Pedido feito 1 » Copie sem alterações as linhas dos registos, começando no início dos registos e terminando na linha que contém "cell-p: 0.02: [725, 322, 748, 333]", ambas incluídas.

Excerto da fonte »
--- --- ---
Os políticos deverão perseguir os objectivos da segurança e do bem-estar dos cidadãos, o que não deve ficar escondido por detrás das mais piedosas intenções que tantas vezes levam ao descalabro colectivo e à ruína das nações.
Machiavelli não escreveu no Príncipe que “os fins justificam os meios”, embora as interpretações do texto levem frequentemente a tirar essa conclusão. Sendo uma afirmação mais que discutível e dificilmente aceite, é no entanto praticada todos os dias em política, ainda que de forma encapotada. Em democracia, as balizas comportamentais estão bem definidas por regras estabelecidas e aceites por todos, mesmo por aqueles que com elas não concordam no seu íntimo. Os meios a usar serão assim aceites pela comunidade, desde que dentro dos limites da lei. É a ética pessoal que autoriza os meios a utilizar por cada um dentro daqueles limites. Os critérios moralistas deverão ser esquecidos porque na realidade não têm qualquer efeito, sendo a vantagem competitiva efectivamente de quem utiliza quaisquer meios para atingir os seus fins sem peias morais. Não vale a pena negar que isto acontece, porque sucede permanentemente e mesmo aqueles que apregoam grandes regras morais se calam perante o sucesso dos que assim agem, porque conseguem alcançar o poder.
Para Machiavelli, é preferível a um Príncipe ser temido do que amado. Grande máxima para quem tem estomago para a seguir à letra. E nós temos bons exemplos em Portugal neste século e no anterior, para não irmos mais longe. Já tivemos um primeiro-ministro intelectualmente brilhante mas conhecido por ser muito afectivo e com grande dificuldade de dizer não. Quando as condições para a governação se complicaram, ele próprio acabou por perceber que o melhor a fazer era desistir e ir para bem longe tratar de assuntos sociais e de caridade. Já um chefe de Governo racional e frio como o que nos governou em ditadura durante dezenas de anos, nunca teve a preocupação de que gostassem dele: bastava-lhe que o temessem para que a desejada “normalidade” seguisse o seu caminho sem grandes sobressaltos. Mas mesmo em democracia há quem prefira ser temido a ser amado e, embora com matizes diferentes, já tivemos pelo menos dois primeiros-ministros eleitos com essa característica evidente. Isto é, a afirmação de Machiavelli não tem nada a ver com os regimes políticos concretos, mas com a personalidade e a visão própria da acção política dos seus agentes. Como em democracia é o povo que escolhe quem governa, por vezes dá mesmo a impressão de que entre nós se vai cansando à vez de um e outro estilo e os vai elegendo alternadamente.
--- --- ---
Dados fornecidos »
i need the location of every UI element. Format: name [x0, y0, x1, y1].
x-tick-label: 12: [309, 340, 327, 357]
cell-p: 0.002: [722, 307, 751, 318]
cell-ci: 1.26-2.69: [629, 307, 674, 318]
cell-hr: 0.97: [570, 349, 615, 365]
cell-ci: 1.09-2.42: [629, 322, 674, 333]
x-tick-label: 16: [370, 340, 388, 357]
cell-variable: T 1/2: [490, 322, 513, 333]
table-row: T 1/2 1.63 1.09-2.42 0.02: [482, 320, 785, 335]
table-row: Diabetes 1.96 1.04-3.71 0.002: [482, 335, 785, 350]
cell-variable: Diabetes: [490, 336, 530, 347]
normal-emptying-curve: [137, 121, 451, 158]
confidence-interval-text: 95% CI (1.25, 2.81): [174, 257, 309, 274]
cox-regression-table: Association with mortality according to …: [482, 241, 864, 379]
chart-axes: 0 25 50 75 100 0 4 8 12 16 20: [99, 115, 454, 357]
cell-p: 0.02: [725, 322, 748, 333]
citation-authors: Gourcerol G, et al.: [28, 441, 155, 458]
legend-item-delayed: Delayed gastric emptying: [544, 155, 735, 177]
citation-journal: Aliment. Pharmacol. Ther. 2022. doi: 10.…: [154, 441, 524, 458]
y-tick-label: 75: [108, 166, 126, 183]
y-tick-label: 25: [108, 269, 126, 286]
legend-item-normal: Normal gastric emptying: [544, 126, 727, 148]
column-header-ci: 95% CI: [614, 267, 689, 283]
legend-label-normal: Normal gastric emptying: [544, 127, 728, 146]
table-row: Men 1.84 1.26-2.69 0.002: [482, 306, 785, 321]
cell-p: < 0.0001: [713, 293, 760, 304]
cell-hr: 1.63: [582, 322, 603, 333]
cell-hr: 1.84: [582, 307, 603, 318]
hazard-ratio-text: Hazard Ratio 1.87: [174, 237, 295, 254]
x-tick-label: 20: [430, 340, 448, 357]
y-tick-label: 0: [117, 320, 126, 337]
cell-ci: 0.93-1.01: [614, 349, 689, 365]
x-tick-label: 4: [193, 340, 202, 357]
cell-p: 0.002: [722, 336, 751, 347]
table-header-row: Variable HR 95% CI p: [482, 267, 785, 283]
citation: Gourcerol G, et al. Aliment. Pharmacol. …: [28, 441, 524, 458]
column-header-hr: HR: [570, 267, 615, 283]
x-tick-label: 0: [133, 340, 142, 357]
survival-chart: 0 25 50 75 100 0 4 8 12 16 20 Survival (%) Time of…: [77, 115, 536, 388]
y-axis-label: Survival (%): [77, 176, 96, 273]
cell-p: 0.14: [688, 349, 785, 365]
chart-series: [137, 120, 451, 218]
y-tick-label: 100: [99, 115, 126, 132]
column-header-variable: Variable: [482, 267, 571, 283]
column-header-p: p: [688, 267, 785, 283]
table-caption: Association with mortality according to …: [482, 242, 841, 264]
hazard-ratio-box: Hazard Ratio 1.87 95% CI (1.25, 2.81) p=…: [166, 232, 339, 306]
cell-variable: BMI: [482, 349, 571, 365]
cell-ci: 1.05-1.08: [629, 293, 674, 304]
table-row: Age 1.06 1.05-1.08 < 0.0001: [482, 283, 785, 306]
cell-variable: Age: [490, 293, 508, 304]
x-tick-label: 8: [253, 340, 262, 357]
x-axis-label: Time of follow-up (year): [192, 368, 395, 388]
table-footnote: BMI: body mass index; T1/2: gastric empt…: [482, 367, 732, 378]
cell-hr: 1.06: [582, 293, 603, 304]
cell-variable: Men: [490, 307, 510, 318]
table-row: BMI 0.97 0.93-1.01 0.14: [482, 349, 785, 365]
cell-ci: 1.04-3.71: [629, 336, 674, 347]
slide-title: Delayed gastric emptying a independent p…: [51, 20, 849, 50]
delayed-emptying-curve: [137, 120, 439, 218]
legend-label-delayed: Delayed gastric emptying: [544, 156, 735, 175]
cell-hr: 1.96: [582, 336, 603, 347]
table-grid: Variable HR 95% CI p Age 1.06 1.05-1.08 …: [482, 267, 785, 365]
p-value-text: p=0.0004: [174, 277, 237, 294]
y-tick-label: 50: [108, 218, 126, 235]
--- --- ---
Pedido feito 2 » Reescreva o trecho do texto sobre Machiavelli que começa em "Os políticos deverão" e termina em "ruína das nações.", pondo "habitantes" no lugar de "cidadãos".

Resposta completa 1 »
i need the location of every UI element. Format: name [x0, y0, x1, y1].
x-tick-label: 12: [309, 340, 327, 357]
cell-p: 0.002: [722, 307, 751, 318]
cell-ci: 1.26-2.69: [629, 307, 674, 318]
cell-hr: 0.97: [570, 349, 615, 365]
cell-ci: 1.09-2.42: [629, 322, 674, 333]
x-tick-label: 16: [370, 340, 388, 357]
cell-variable: T 1/2: [490, 322, 513, 333]
table-row: T 1/2 1.63 1.09-2.42 0.02: [482, 320, 785, 335]
table-row: Diabetes 1.96 1.04-3.71 0.002: [482, 335, 785, 350]
cell-variable: Diabetes: [490, 336, 530, 347]
normal-emptying-curve: [137, 121, 451, 158]
confidence-interval-text: 95% CI (1.25, 2.81): [174, 257, 309, 274]
cox-regression-table: Association with mortality according to …: [482, 241, 864, 379]
chart-axes: 0 25 50 75 100 0 4 8 12 16 20: [99, 115, 454, 357]
cell-p: 0.02: [725, 322, 748, 333]

Resposta completa 2 »
Os políticos deverão perseguir os objectivos da segurança e do bem-estar dos habitantes, o que não deve ficar escondido por detrás das mais piedosas intenções que tantas vezes levam ao descalabro colectivo e à ruína das nações.